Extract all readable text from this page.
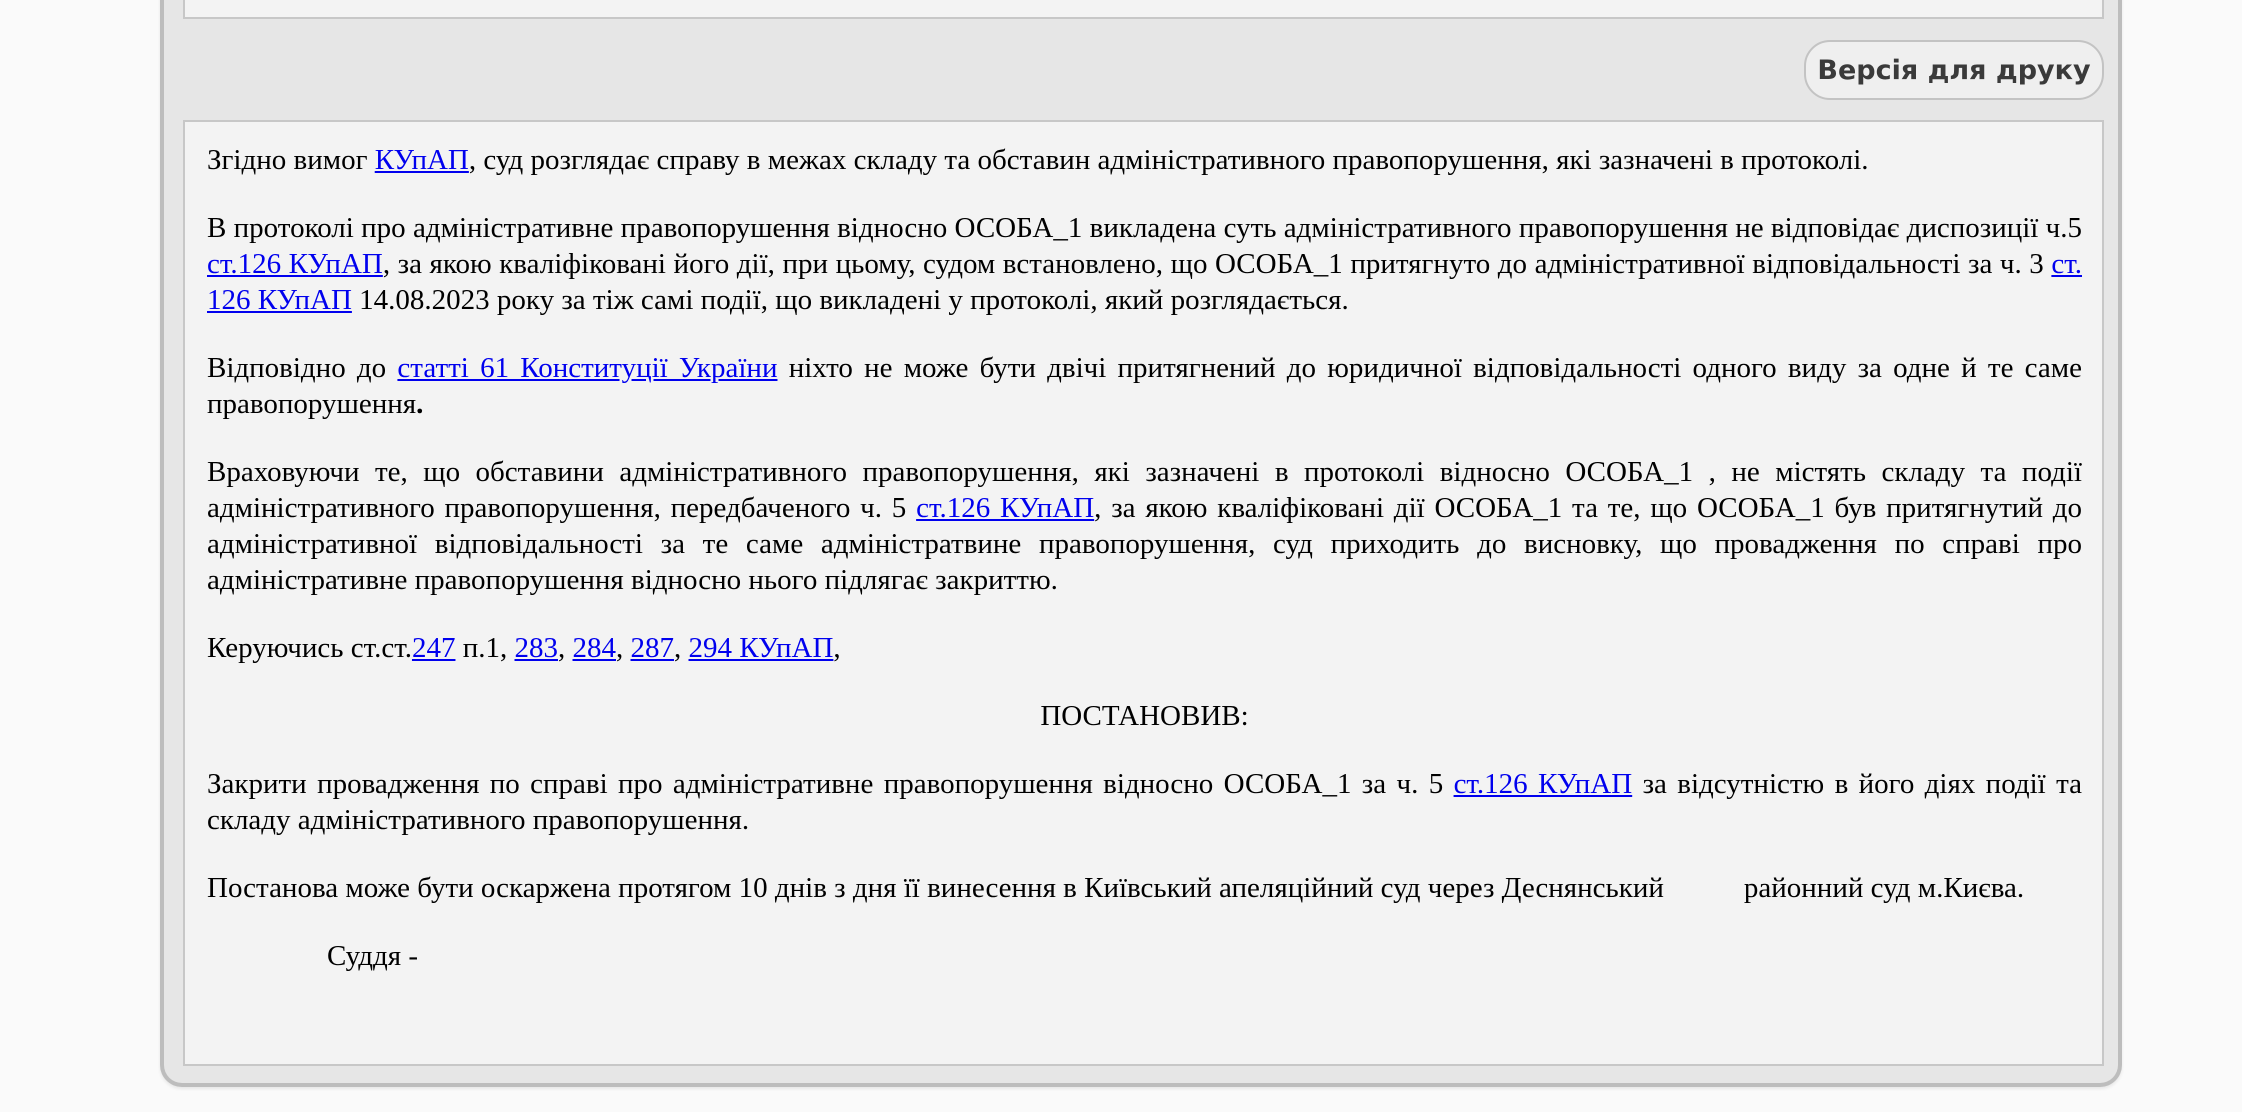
Версія для друку

Згідно вимог КУпАП, суд розглядає справу в межах складу та обставин адміністративного правопорушення, які зазначені в протоколі.

В протоколі про адміністративне правопорушення відносно ОСОБА_1 викладена суть адміністративного правопорушення не відповідає диспозиції ч.5 ст.126 КУпАП, за якою кваліфіковані його дії, при цьому, судом встановлено, що ОСОБА_1 притягнуто до адміністративної відповідальності за ч. 3 ст. 126 КУпАП 14.08.2023 року за тіж самі події, що викладені у протоколі, який розглядається.

Відповідно до статті 61 Конституції України ніхто не може бути двічі притягнений до юридичної відповідальності одного виду за одне й те саме правопорушення.

Враховуючи те, що обставини адміністративного правопорушення, які зазначені в протоколі відносно ОСОБА_1 , не містять складу та події адміністративного правопорушення, передбаченого ч. 5 ст.126 КУпАП, за якою кваліфіковані дії ОСОБА_1 та те, що ОСОБА_1 був притягнутий до адміністративної відповідальності за те саме адміністратвине правопорушення, суд приходить до висновку, що провадження по справі про адміністративне правопорушення відносно нього підлягає закриттю.

Керуючись ст.ст.247 п.1, 283, 284, 287, 294 КУпАП,

ПОСТАНОВИВ:

Закрити провадження по справі про адміністративне правопорушення відносно ОСОБА_1 за ч. 5 ст.126 КУпАП за відсутністю в його діях події та складу адміністративного правопорушення.

Постанова може бути оскаржена протягом 10 днів з дня її винесення в Київський апеляційний суд через Деснянський	районний суд м.Києва.

Суддя -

Brief:
Collect every line from the records above that contains the word "бути".

Response to this task:
Відповідно до статті 61 Конституції України ніхто не може бути двічі притягнений до юридичної відповідальності одного виду за одне й те саме правопорушення.
Постанова може бути оскаржена протягом 10 днів з дня її винесення в Київський апеляційний суд через Деснянський	районний суд м.Києва.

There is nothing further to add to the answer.